• TASK OBJECTIVE: Find each line with the word "Пить" and state how many there are, nothing more.

-=-=-=-=-

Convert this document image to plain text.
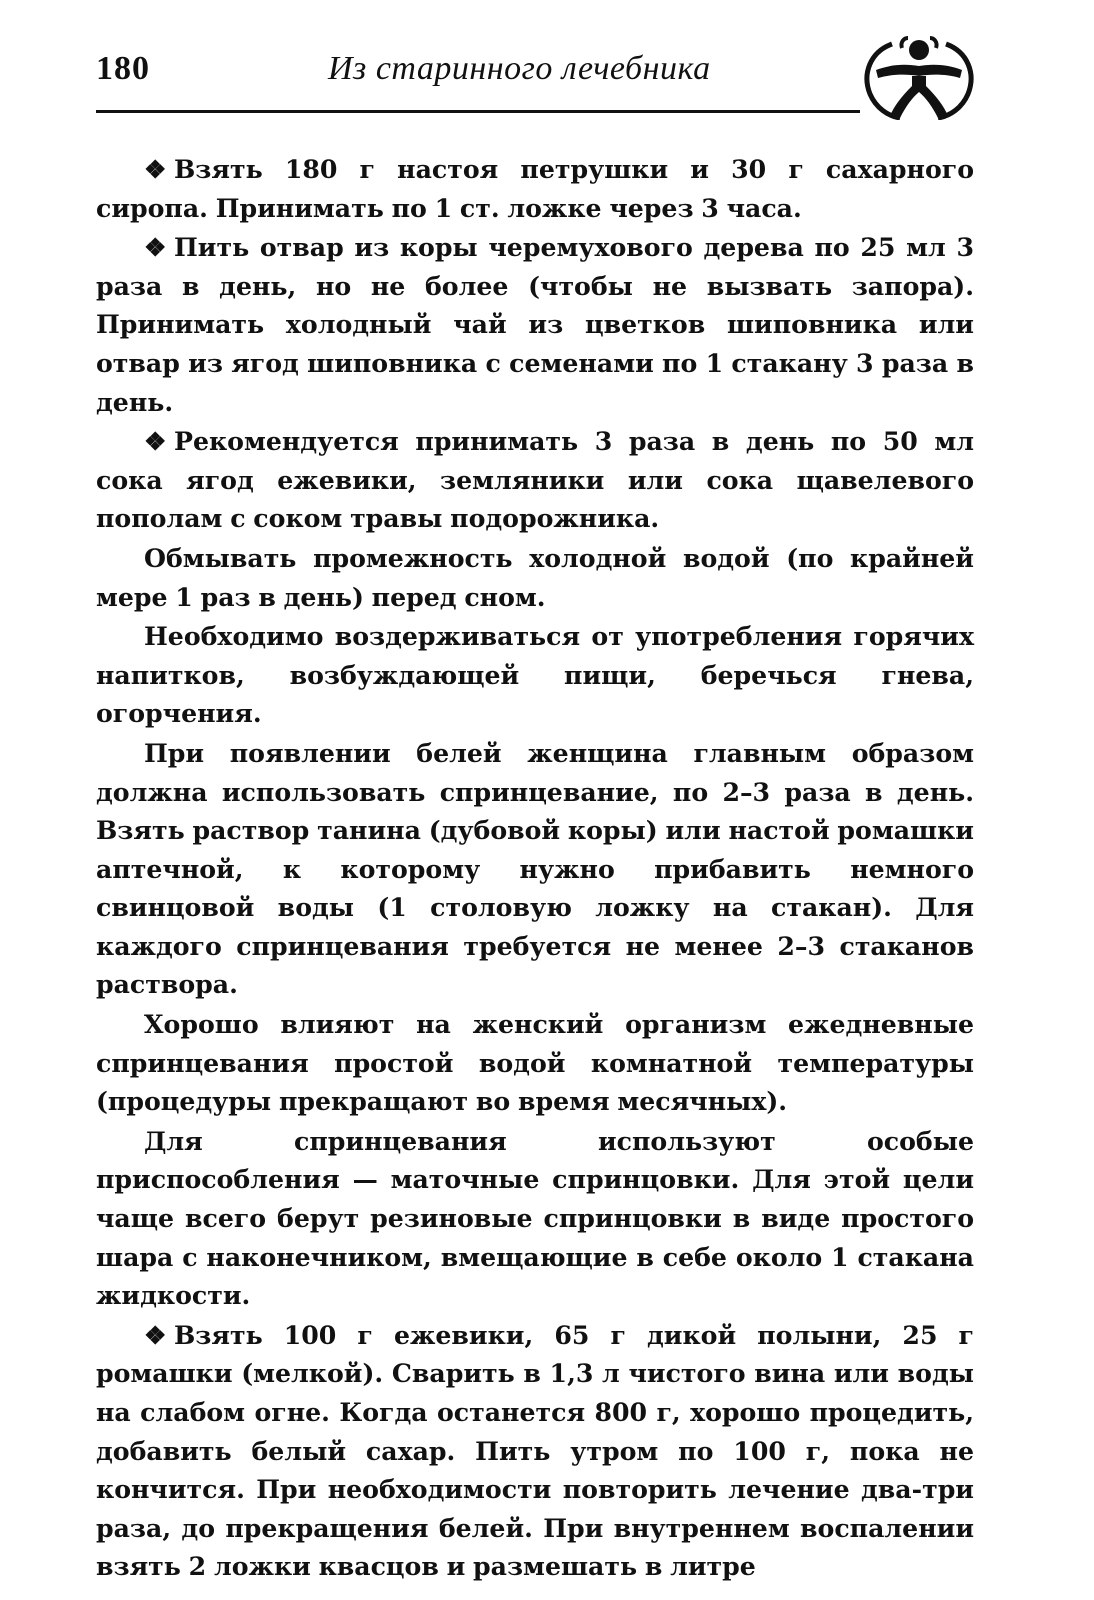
180	Из старинного лечебника

❖ Взять 180 г настоя петрушки и 30 г сахарного сиропа. Принимать по 1 ст. ложке через 3 часа.

❖ Пить отвар из коры черемухового дерева по 25 мл 3 раза в день, но не более (чтобы не вызвать запора). Принимать холодный чай из цветков шиповника или отвар из ягод шиповника с семенами по 1 стакану 3 раза в день.

❖ Рекомендуется принимать 3 раза в день по 50 мл сока ягод ежевики, земляники или сока щавелевого пополам с соком травы подорожника.

Обмывать промежность холодной водой (по крайней мере 1 раз в день) перед сном.

Необходимо воздерживаться от употребления горячих напитков, возбуждающей пищи, беречься гнева, огорчения.

При появлении белей женщина главным образом должна использовать спринцевание, по 2–3 раза в день. Взять раствор танина (дубовой коры) или настой ромашки аптечной, к которому нужно прибавить немного свинцовой воды (1 столовую ложку на стакан). Для каждого спринцевания требуется не менее 2–3 стаканов раствора.

Хорошо влияют на женский организм ежедневные спринцевания простой водой комнатной температуры (процедуры прекращают во время месячных).

Для спринцевания используют особые приспособления — маточные спринцовки. Для этой цели чаще всего берут резиновые спринцовки в виде простого шара с наконечником, вмещающие в себе около 1 стакана жидкости.

❖ Взять 100 г ежевики, 65 г дикой полыни, 25 г ромашки (мелкой). Сварить в 1,3 л чистого вина или воды на слабом огне. Когда останется 800 г, хорошо процедить, добавить белый сахар. Пить утром по 100 г, пока не кончится. При необходимости повторить лечение два-три раза, до прекращения белей. При внутреннем воспалении взять 2 ложки квасцов и размешать в литре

-=-=-=-=-

• ANSWER: 2